====== Article ======

Cette exonération de retenue à la source ouvrait la voie à des montages abusifs d'arbitrage de dividendes visant à échapper à l'imposition interne sur ces revenus passifs.

Parmi les neuf conventions fiscales bilatérales prévoyant une telle exonération (Arabie Saoudite, Bahreïn, Égypte, Émirats arabes unis, Finlande, Koweït, Liban, Oman et Qatar), la Finlande se trouve être le seul État européen.

Montages « CumCum » externes et internes :
quels sont les mécanismes en cause ?

En principe, les versements de dividendes aux actionnaires étrangers (non-résidents) d'une société française sont soumis à une retenue à la source prévue au taux « interne » de 30 % pour les personnes morales1. La plupart des conventions fiscales prévoient toutefois un taux réduit, souvent 10 % ou 15 %, auquel peuvent prétendre les résidents des États concernés.

L'arbitrage de dividendes permet d'échapper à cette retenue à la source - c'est-à-dire à l'impôt - grâce à deux types de montages :

- d'une part, le montage « interne » : à l'approche de la date de versement des dividendes, afin d'échapper à la retenue à la source, le propriétaire de l'action la prête à un résident français, qui est le plus souvent un établissement financier. Le résident français, qui n'est soumis à aucune retenue à la source, rétrocède ensuite le dividende à son bénéficiaire réel sous la forme d'un flux financier indirect, en échange d'une commission ;

- d'autre part, le montage « externe » : à l'approche de la date de versement des dividendes, afin d'échapper à la retenue à la source, le propriétaire de l'action la prête au résident d'un État dont la convention fiscale signée avec la France ne prévoit aucune retenue à la source. Comme pour le montage « interne », cette possibilité est souvent « offerte » par des établissements financiers disposant de filiales dans les pays concernés.

====== Données enregistrées ======

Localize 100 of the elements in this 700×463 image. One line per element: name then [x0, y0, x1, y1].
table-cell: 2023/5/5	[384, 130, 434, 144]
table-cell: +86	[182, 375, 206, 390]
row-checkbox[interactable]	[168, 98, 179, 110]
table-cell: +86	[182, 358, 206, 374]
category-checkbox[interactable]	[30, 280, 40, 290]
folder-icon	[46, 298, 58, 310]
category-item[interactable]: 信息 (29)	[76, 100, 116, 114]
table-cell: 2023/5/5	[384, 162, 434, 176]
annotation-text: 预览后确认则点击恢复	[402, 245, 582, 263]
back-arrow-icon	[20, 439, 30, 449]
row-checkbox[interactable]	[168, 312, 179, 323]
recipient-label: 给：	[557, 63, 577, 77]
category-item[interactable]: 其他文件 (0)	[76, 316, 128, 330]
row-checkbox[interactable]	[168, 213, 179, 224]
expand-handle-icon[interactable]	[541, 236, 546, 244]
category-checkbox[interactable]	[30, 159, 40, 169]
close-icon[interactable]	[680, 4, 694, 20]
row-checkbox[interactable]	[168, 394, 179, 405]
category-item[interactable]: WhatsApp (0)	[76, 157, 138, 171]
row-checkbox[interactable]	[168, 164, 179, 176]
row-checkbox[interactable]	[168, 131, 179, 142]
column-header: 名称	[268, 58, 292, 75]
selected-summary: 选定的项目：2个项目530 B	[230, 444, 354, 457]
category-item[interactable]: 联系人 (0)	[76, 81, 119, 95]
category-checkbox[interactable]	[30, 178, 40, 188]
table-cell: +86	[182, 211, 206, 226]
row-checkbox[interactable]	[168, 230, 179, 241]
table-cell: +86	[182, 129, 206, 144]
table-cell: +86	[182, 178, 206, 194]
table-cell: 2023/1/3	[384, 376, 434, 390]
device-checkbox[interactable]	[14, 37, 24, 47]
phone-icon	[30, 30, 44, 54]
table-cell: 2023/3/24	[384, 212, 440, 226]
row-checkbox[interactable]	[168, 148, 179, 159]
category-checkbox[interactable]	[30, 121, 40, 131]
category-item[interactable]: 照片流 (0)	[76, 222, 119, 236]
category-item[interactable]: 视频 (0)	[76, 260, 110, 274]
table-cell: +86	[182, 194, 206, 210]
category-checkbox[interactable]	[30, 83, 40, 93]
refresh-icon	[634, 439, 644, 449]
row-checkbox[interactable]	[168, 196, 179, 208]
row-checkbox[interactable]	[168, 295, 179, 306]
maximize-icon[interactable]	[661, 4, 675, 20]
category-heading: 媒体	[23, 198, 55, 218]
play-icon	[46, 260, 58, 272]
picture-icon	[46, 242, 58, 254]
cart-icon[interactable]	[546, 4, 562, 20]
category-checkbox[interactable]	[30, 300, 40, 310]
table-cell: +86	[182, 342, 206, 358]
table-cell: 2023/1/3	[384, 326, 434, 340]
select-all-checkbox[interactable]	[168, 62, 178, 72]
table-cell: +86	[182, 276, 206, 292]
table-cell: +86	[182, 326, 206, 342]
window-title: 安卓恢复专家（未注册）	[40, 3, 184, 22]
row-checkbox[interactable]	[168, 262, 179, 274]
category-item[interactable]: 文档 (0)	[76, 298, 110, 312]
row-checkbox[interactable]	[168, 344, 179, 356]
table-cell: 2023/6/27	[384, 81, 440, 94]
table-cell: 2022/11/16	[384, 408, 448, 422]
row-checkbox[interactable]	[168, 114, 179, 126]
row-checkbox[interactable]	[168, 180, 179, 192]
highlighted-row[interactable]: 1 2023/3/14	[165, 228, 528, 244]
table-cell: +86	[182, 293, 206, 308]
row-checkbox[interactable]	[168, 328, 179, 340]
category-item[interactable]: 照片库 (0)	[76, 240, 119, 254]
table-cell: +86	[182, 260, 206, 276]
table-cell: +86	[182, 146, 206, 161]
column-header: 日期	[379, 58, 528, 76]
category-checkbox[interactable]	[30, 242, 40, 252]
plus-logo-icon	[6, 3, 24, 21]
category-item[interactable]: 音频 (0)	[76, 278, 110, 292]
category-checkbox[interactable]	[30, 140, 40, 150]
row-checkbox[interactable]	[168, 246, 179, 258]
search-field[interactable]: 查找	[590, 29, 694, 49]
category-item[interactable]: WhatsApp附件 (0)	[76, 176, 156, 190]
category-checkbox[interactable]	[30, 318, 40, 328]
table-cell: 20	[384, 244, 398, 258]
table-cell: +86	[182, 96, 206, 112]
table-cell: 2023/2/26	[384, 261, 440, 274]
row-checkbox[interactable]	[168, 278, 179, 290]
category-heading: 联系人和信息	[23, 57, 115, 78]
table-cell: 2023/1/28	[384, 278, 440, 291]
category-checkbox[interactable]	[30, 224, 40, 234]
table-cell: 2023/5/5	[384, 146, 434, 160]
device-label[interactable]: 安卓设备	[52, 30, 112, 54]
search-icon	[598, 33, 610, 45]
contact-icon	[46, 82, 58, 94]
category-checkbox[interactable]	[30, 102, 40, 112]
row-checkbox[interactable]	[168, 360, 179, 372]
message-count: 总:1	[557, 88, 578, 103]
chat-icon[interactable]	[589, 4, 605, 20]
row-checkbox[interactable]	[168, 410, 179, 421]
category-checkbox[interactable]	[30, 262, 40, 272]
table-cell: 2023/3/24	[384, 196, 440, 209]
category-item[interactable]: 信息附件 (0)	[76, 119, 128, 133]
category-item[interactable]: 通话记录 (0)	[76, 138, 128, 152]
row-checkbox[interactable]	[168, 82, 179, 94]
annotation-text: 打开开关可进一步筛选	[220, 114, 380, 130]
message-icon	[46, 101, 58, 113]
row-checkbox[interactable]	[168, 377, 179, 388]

======

● Consigne
Répondez à ces questions à partir de l'article sur l'arbitrage de dividendes :
(a) Quel est le seul État européen parmi les neuf conventions fiscales qui prévoient l'exonération ?
(b) Quel est le taux « interne » de la retenue à la source pour les personnes morales ?
(c) Dans le montage « interne », à qui le propriétaire de l'action la prête-t-il ?
Les entrées n'ont aucun lien avec l'article.

● Réponse
(a) La Finlande.
(b) 30 %.
(c) À un résident français, le plus souvent un établissement financier.